Copy all entries without alteration and skip the pictures they hold.
___ Available data
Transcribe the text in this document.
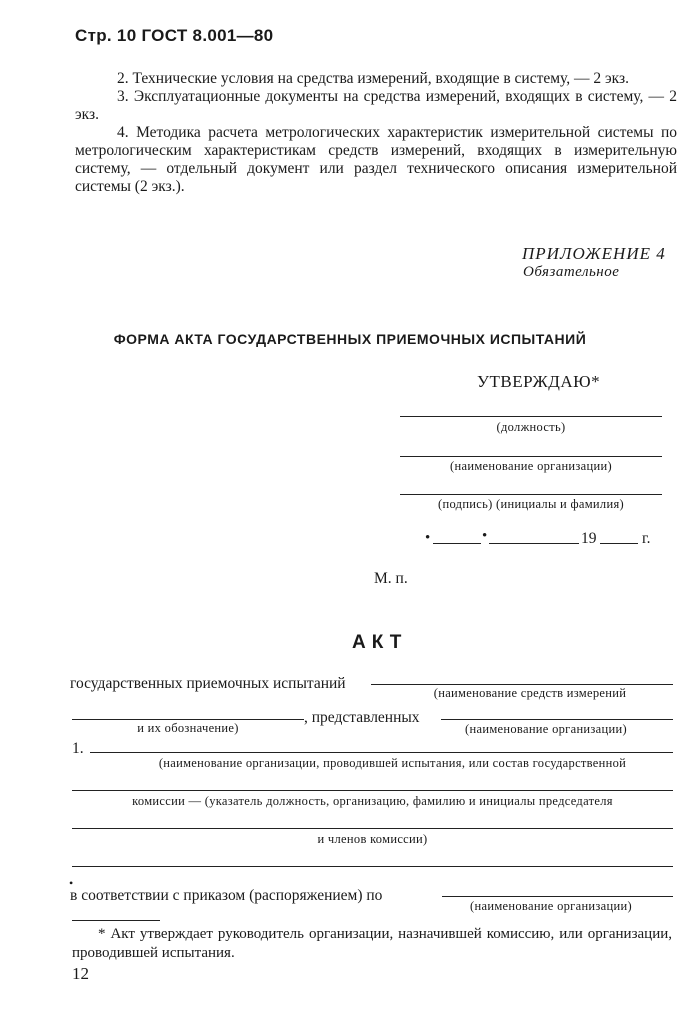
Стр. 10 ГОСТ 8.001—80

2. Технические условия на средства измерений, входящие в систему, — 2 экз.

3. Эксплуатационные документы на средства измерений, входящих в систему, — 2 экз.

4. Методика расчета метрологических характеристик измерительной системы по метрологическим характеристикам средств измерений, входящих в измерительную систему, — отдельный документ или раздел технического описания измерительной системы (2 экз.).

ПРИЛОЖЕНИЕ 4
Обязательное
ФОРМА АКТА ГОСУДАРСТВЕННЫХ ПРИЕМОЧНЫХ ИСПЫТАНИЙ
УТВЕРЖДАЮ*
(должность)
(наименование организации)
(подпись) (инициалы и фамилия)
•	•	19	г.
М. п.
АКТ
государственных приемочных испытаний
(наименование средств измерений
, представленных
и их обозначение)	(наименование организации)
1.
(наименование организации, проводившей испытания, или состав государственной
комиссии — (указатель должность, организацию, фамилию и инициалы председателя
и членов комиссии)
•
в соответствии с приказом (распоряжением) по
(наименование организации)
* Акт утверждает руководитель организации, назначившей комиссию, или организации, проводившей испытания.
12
______
Final result:
Transcribe the text in this document.
Стр. 10 ГОСТ 8.001—80

2. Технические условия на средства измерений, входящие в систему, — 2 экз.

3. Эксплуатационные документы на средства измерений, входящих в систему, — 2 экз.

4. Методика расчета метрологических характеристик измерительной системы по метрологическим характеристикам средств измерений, входящих в измерительную систему, — отдельный документ или раздел технического описания измерительной системы (2 экз.).

ПРИЛОЖЕНИЕ 4
Обязательное
ФОРМА АКТА ГОСУДАРСТВЕННЫХ ПРИЕМОЧНЫХ ИСПЫТАНИЙ
УТВЕРЖДАЮ*
(должность)
(наименование организации)
(подпись) (инициалы и фамилия)
•	•	19	г.
М. п.
АКТ
государственных приемочных испытаний
(наименование средств измерений
, представленных
и их обозначение)	(наименование организации)
1.
(наименование организации, проводившей испытания, или состав государственной
комиссии — (указатель должность, организацию, фамилию и инициалы председателя
и членов комиссии)
•
в соответствии с приказом (распоряжением) по
(наименование организации)
* Акт утверждает руководитель организации, назначившей комиссию, или организации, проводившей испытания.
12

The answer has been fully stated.